[TEXT PROVIDED]
While there are differences between the House and Senate tax reform bills that remain to be worked out between the two chambers, both bills are positioned to broaden the tax base and reduce the tax rate. This article highlights the possible impact on state income tax liabilities stemming from the base broadening provisions.

In Depth

On November 16, 2017, the US House of Representatives passed the Tax Cuts and Jobs Act of 2017. On December 2, 2017, the US Senate passed an amended version of the House bill. While there are differences between the two bills that remain to be worked out between the two chambers, the approach to tax reform taken by both bills is to broaden the tax base and reduce the tax rate, with increases in taxable income caused by the base broadening provisions tempered by a reduction in the corporate tax rate from 35 percent to 20 percent. Because most state income tax regimes key off of taxable income for federal income tax purposes, the base broadening provisions of the federal tax reform bills will have implications for state income taxes, but without the tempering of the federal rate reduction. This article highlights the possible impact on state income tax liabilities stemming from the base broadening provisions in the two tax reform bills.

Deemed Repatriation of Foreign Earnings

Both the House and the Senate bills would treat as Subpart F income the amount of the undistributed, not previously taxed post-1986 foreign earnings and profits of certain US-owned businesses (the “deemed repatriation”). Both bills would allow deductions for a percentage of the deemed repatriation such that the effective tax rates would be reduced to approximately 14 percent for foreign earnings held in cash or cash equivalents and approximately 7 percent for earning held in illiquid assets. The amount of the deemed repatriation, net of the deduction, presumably would result in an increase in taxable income. While the provisions allow for payment of tax in installments over a number of years, the inclusion in Subpart F income and income of the deemed repatriation comes in the last tax year of the taxpayer that begins before January 1, 2018.

Anti-Base Erosion Provisions

Both bills have anti-base erosion provisions that would require the inclusion in gross income of excess returns associated with the foreign exploitation of intangible property. The Senate version would require the inclusion income of “global intangible low-taxed income” (GILTI) with a 50 percent deduction (reduced to 37.5 percent for tax years beginning after 2025). This is similar to the House provision which requires the inclusion in income of 50 percent of the foreign high return amount. These provisions would require the inclusion in gross income of amounts in excess of a given rate of return on tangible assets.

Full Expensing of Certain Property

Currently, under Section 168(k), taxpayers are allowed to deduct 50 percent of the adjusted basis of qualified property placed in service during the taxable year. Qualified property generally includes property having a useful life of 20 years or less and computer software. Both bills would increase the deduction to 100 percent for five years. Naturally, this would have a dramatic reduction in taxable income for many capital intensive companies.

[DATASET EXCERPTS]

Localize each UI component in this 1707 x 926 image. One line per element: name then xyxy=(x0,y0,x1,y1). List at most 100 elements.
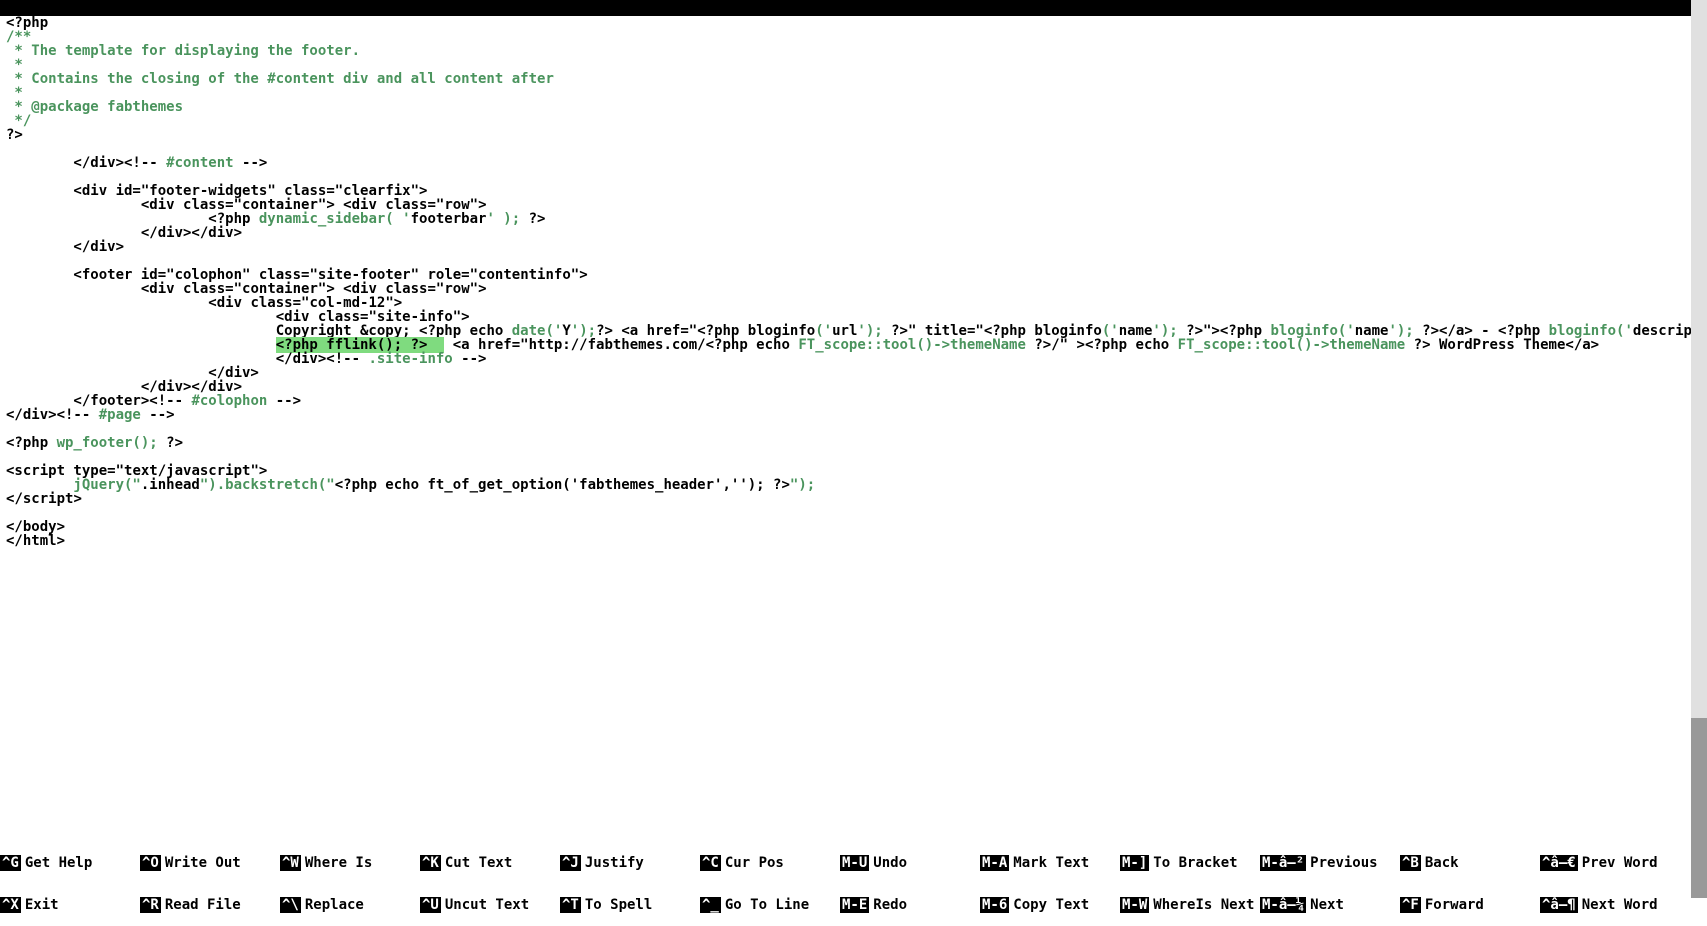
code-line xyxy=(6,422,1691,436)
shortcut-item: ^TTo Spell xyxy=(560,898,700,912)
shortcut-label: Back xyxy=(1425,855,1459,871)
title-bar: GNU nano 2.9.3 footer.php xyxy=(0,0,1707,16)
shortcut-item: ^CCur Pos xyxy=(700,856,840,870)
code-line: </div></div> xyxy=(6,226,1691,240)
code-line: ?> xyxy=(6,128,1691,142)
code-line: <?php xyxy=(6,16,1691,30)
shortcut-key: ^â—€ xyxy=(1540,855,1578,871)
shortcut-key: M-A xyxy=(980,855,1009,871)
shortcut-label: Prev Word xyxy=(1582,855,1658,871)
shortcut-label: To Spell xyxy=(585,897,652,913)
shortcut-item: ^\Replace xyxy=(280,898,420,912)
shortcut-key: ^_ xyxy=(700,897,721,913)
shortcut-row-1: ^GGet Help^OWrite Out^WWhere Is^KCut Tex… xyxy=(0,856,1707,870)
code-line: </html> xyxy=(6,534,1691,548)
shortcut-key: ^O xyxy=(140,855,161,871)
code-line xyxy=(6,254,1691,268)
code-line: </div><!-- #page --> xyxy=(6,408,1691,422)
shortcut-label: Cur Pos xyxy=(725,855,784,871)
shortcut-label: Exit xyxy=(25,897,59,913)
shortcut-item: ^BBack xyxy=(1400,856,1540,870)
shortcut-item: M-UUndo xyxy=(840,856,980,870)
shortcut-item: ^KCut Text xyxy=(420,856,560,870)
code-line: </body> xyxy=(6,520,1691,534)
code-line: </div> xyxy=(6,366,1691,380)
shortcut-item: ^OWrite Out xyxy=(140,856,280,870)
code-line: </div></div> xyxy=(6,380,1691,394)
shortcut-key: ^â–¶ xyxy=(1540,897,1578,913)
code-line: </footer><!-- #colophon --> xyxy=(6,394,1691,408)
shortcut-label: Undo xyxy=(873,855,907,871)
shortcut-label: Go To Line xyxy=(725,897,809,913)
shortcut-item: ^RRead File xyxy=(140,898,280,912)
shortcut-label: Previous xyxy=(1310,855,1377,871)
shortcut-key: ^W xyxy=(280,855,301,871)
code-line: jQuery(".inhead").backstretch("<?php ech… xyxy=(6,478,1691,492)
scrollbar-thumb[interactable] xyxy=(1691,718,1707,898)
shortcut-key: ^B xyxy=(1400,855,1421,871)
shortcut-label: Redo xyxy=(873,897,907,913)
code-line xyxy=(6,170,1691,184)
shortcut-item: ^FForward xyxy=(1400,898,1540,912)
shortcut-item: M-â–²Previous xyxy=(1260,856,1400,870)
code-line: <div class="col-md-12"> xyxy=(6,296,1691,310)
code-line: * @package fabthemes xyxy=(6,100,1691,114)
shortcut-item: ^JJustify xyxy=(560,856,700,870)
code-line: * xyxy=(6,58,1691,72)
shortcut-key: M-E xyxy=(840,897,869,913)
shortcut-label: Get Help xyxy=(25,855,92,871)
code-line: <?php fflink(); ?> <a href="http://fabth… xyxy=(6,338,1691,352)
code-line: <div class="site-info"> xyxy=(6,310,1691,324)
shortcut-key: M-W xyxy=(1120,897,1149,913)
code-line: * xyxy=(6,86,1691,100)
code-line: <footer id="colophon" class="site-footer… xyxy=(6,268,1691,282)
shortcut-key: ^J xyxy=(560,855,581,871)
code-line: <?php wp_footer(); ?> xyxy=(6,436,1691,450)
shortcut-label: Next xyxy=(1310,897,1344,913)
shortcut-label: Uncut Text xyxy=(445,897,529,913)
shortcut-item: M-â–¼Next xyxy=(1260,898,1400,912)
code-line: </div> xyxy=(6,240,1691,254)
shortcut-key: ^F xyxy=(1400,897,1421,913)
code-line: */ xyxy=(6,114,1691,128)
shortcut-key: M-] xyxy=(1120,855,1149,871)
shortcut-key: ^\ xyxy=(280,897,301,913)
code-line: <div class="container"> <div class="row"… xyxy=(6,198,1691,212)
shortcut-key: M-â–² xyxy=(1260,855,1306,871)
shortcut-label: To Bracket xyxy=(1153,855,1237,871)
shortcut-item: ^XExit xyxy=(0,898,140,912)
shortcut-item: ^_Go To Line xyxy=(700,898,840,912)
shortcut-label: Justify xyxy=(585,855,644,871)
shortcut-label: Write Out xyxy=(165,855,241,871)
shortcut-item: M-WWhereIs Next xyxy=(1120,898,1260,912)
code-line xyxy=(6,506,1691,520)
shortcut-item: ^â—€Prev Word xyxy=(1540,856,1680,870)
scrollbar[interactable] xyxy=(1691,0,1707,898)
code-line: <?php dynamic_sidebar( 'footerbar' ); ?> xyxy=(6,212,1691,226)
code-line xyxy=(6,142,1691,156)
code-line: <div class="container"> <div class="row"… xyxy=(6,282,1691,296)
shortcut-key: M-â–¼ xyxy=(1260,897,1306,913)
shortcut-item: M-ERedo xyxy=(840,898,980,912)
shortcut-item: M-6Copy Text xyxy=(980,898,1120,912)
shortcut-bar: ^GGet Help^OWrite Out^WWhere Is^KCut Tex… xyxy=(0,828,1707,926)
editor-content[interactable]: <?php/** * The template for displaying t… xyxy=(6,16,1691,898)
code-line: <script type="text/javascript"> xyxy=(6,464,1691,478)
shortcut-key: ^U xyxy=(420,897,441,913)
code-line: </div><!-- #content --> xyxy=(6,156,1691,170)
shortcut-label: Replace xyxy=(305,897,364,913)
code-line: </div><!-- .site-info --> xyxy=(6,352,1691,366)
shortcut-key: ^G xyxy=(0,855,21,871)
code-line xyxy=(6,450,1691,464)
code-line: </script> xyxy=(6,492,1691,506)
shortcut-key: M-6 xyxy=(980,897,1009,913)
shortcut-key: ^K xyxy=(420,855,441,871)
shortcut-label: Cut Text xyxy=(445,855,512,871)
shortcut-label: Mark Text xyxy=(1013,855,1089,871)
shortcut-label: WhereIs Next xyxy=(1153,897,1254,913)
shortcut-item: M-AMark Text xyxy=(980,856,1120,870)
code-line: <div id="footer-widgets" class="clearfix… xyxy=(6,184,1691,198)
code-line: /** xyxy=(6,30,1691,44)
code-line: * Contains the closing of the #content d… xyxy=(6,72,1691,86)
shortcut-label: Where Is xyxy=(305,855,372,871)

[JOBS]
(A) Render this sentence from the tax reform text in Spanish: "Qualified property generally includes property having a useful life of 20 years or less and computer software."
(B) In the listing, echo the lines from the one containing "code-line xyxy=(6,422,1691,436)" up to and including the one containing "code-line: ?> xyxy=(6,128,1691,142)".
The listing is unrelated to the tax reform text.

[RESPONSES PER TASK]
(A) La propiedad calificada generalmente incluye la propiedad con una vida útil de 20 años o menos y el software informático.

(B)
code-line xyxy=(6,422,1691,436)
shortcut-item: ^TTo Spell xyxy=(560,898,700,912)
shortcut-label: Back xyxy=(1425,855,1459,871)
title-bar: GNU nano 2.9.3 footer.php xyxy=(0,0,1707,16)
shortcut-item: ^CCur Pos xyxy=(700,856,840,870)
code-line: </div></div> xyxy=(6,226,1691,240)
code-line: ?> xyxy=(6,128,1691,142)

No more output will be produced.